◆ Work instructions ◆
Please output the records as a numbered list with blank lines left out, beginning at the line that contains "button[interactable]: Contact (90, 534, 180, 582)" and stopping after the line that contains "staticText: Profile (212, 560, 238, 572)".

** START OF Material provided **

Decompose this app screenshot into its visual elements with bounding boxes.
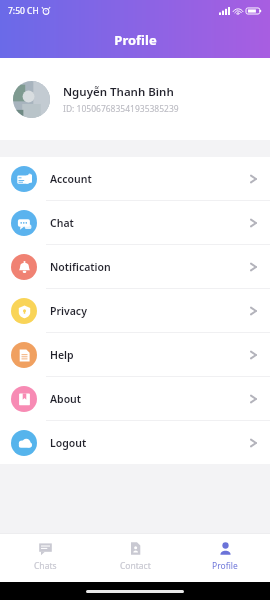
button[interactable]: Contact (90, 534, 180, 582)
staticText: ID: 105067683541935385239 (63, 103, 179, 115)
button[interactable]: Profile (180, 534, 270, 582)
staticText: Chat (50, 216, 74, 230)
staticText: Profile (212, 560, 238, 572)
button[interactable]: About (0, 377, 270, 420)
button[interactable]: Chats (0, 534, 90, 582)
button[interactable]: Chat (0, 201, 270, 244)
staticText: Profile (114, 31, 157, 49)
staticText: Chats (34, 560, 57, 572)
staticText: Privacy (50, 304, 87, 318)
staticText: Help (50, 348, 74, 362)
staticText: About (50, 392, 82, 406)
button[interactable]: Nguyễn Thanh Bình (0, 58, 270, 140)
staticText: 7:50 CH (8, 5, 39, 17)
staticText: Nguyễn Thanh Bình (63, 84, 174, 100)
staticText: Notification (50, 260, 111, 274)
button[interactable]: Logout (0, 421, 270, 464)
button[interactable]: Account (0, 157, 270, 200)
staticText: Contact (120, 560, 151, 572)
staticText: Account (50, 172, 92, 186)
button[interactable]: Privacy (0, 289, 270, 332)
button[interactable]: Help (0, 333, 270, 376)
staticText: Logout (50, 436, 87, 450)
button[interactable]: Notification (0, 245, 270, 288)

** END OF Material provided **
** START OF Material provided **

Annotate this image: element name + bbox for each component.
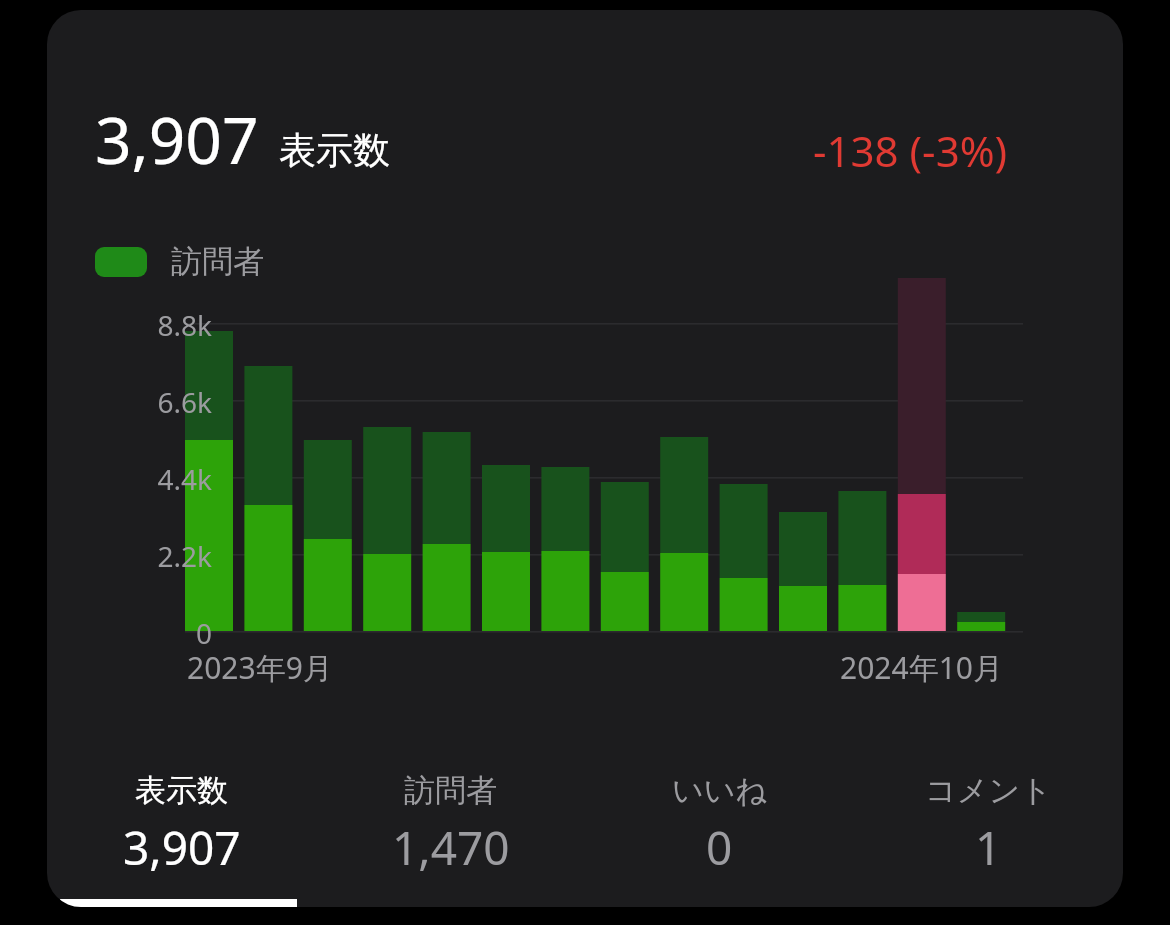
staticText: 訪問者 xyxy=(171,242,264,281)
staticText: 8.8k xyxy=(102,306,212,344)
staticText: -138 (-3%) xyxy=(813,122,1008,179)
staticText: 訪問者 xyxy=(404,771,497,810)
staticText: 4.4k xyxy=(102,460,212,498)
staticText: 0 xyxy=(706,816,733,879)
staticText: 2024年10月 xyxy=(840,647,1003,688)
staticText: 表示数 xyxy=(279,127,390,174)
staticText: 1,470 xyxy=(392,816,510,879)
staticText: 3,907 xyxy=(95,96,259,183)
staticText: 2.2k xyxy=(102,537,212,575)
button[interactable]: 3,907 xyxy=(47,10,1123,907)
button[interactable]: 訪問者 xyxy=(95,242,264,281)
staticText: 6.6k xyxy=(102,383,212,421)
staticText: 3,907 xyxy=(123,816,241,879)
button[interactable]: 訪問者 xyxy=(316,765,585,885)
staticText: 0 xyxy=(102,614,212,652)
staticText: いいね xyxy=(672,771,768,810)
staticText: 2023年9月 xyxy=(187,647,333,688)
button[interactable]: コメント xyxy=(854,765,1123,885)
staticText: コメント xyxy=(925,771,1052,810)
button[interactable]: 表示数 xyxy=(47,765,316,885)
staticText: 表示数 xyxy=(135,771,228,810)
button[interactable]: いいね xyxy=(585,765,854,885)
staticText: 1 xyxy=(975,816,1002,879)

** END OF Material provided **

◆ Reply to the task ◆
1. button[interactable]: Contact (90, 534, 180, 582)
2. staticText: ID: 105067683541935385239 (63, 103, 179, 115)
3. button[interactable]: Profile (180, 534, 270, 582)
4. staticText: Chat (50, 216, 74, 230)
5. staticText: Profile (212, 560, 238, 572)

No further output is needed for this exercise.